** EXERCISE BRIEF **
A line counts if it contains the word "text" at least once. State how many such lines the records contain, giving the number alone.

** EXTRACTED ENTRIES **
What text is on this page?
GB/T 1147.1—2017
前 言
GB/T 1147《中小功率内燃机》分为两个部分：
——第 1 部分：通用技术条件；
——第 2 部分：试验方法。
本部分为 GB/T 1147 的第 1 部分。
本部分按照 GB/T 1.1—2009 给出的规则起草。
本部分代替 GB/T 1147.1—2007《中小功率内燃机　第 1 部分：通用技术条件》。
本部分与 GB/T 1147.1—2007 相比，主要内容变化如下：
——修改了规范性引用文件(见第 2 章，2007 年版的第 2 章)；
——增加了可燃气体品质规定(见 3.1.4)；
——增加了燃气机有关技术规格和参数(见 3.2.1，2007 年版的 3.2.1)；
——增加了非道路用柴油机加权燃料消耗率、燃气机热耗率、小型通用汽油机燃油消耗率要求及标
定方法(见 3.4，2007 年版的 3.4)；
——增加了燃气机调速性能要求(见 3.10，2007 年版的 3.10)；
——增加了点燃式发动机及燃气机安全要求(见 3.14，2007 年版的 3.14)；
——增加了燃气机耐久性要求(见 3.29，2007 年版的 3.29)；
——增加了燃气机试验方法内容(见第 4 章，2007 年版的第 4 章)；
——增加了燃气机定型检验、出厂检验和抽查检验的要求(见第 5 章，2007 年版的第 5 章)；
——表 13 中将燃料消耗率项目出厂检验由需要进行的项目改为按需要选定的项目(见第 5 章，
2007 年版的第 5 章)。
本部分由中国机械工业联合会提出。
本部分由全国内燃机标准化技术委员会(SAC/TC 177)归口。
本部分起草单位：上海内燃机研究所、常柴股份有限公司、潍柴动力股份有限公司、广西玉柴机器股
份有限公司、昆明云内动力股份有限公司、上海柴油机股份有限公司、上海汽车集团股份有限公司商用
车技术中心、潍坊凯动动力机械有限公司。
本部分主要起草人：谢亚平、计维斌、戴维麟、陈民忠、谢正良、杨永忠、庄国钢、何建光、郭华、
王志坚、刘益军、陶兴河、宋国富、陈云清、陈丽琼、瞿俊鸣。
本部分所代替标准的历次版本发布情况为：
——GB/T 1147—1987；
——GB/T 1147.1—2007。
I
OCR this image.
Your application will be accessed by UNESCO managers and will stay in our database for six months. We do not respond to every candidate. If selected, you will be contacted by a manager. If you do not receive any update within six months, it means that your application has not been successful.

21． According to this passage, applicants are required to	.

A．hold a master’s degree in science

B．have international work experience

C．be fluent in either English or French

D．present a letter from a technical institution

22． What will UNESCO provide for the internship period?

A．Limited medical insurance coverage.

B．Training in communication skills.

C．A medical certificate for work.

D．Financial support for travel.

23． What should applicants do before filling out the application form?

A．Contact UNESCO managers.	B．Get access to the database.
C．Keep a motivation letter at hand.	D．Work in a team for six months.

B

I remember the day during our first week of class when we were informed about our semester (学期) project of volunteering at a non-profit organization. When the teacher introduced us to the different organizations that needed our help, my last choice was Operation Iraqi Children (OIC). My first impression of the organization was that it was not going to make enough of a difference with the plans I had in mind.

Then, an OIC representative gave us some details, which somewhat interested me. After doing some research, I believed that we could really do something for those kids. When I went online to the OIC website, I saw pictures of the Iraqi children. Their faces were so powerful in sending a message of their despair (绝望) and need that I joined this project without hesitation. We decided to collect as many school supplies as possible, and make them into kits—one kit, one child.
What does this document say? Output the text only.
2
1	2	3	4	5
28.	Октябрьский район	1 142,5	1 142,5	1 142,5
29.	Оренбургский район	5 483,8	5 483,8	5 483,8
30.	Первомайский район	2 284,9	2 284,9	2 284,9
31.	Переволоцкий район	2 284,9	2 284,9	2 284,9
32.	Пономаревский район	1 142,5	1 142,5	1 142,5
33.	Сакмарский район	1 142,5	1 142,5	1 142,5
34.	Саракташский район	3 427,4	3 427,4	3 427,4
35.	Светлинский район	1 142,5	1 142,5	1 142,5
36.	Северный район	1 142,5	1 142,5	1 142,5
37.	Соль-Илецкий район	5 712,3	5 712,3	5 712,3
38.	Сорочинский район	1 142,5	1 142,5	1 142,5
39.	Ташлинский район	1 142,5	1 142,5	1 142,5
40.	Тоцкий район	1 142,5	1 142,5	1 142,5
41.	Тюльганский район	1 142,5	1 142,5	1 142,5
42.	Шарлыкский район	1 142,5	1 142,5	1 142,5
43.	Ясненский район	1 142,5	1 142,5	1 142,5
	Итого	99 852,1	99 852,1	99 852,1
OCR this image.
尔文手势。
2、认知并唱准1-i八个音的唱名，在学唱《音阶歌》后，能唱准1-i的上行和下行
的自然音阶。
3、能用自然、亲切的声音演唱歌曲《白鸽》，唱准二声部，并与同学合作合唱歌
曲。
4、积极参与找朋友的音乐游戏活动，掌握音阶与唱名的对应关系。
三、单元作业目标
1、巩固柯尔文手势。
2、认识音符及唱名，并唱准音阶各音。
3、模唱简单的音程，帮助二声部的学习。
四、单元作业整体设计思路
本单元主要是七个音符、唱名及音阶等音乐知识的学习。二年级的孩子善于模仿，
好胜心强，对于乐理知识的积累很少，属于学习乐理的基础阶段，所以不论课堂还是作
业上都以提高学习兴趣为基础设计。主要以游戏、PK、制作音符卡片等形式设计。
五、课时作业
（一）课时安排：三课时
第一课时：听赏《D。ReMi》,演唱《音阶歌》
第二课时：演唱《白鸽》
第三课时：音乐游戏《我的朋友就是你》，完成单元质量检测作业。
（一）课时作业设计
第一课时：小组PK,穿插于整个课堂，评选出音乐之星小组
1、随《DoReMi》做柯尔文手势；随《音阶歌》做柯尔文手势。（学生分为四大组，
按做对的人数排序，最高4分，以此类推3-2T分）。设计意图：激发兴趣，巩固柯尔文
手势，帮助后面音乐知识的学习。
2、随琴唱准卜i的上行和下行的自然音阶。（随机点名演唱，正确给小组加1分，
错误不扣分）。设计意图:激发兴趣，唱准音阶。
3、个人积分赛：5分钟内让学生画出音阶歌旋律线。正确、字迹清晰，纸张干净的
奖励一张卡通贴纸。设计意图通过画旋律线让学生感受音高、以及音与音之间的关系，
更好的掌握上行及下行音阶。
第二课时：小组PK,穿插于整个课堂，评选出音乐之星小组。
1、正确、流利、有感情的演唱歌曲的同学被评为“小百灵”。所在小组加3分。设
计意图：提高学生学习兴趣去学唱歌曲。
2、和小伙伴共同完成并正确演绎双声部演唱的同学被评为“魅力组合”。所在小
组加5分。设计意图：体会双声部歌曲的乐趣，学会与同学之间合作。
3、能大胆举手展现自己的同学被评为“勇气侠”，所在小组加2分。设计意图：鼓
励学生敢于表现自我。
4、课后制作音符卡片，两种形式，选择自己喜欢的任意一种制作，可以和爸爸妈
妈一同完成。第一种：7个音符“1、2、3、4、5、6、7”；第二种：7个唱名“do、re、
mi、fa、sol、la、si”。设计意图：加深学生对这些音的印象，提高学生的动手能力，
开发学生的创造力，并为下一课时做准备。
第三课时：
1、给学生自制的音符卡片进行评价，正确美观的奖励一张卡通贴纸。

** WRITTEN RESPONSE **
2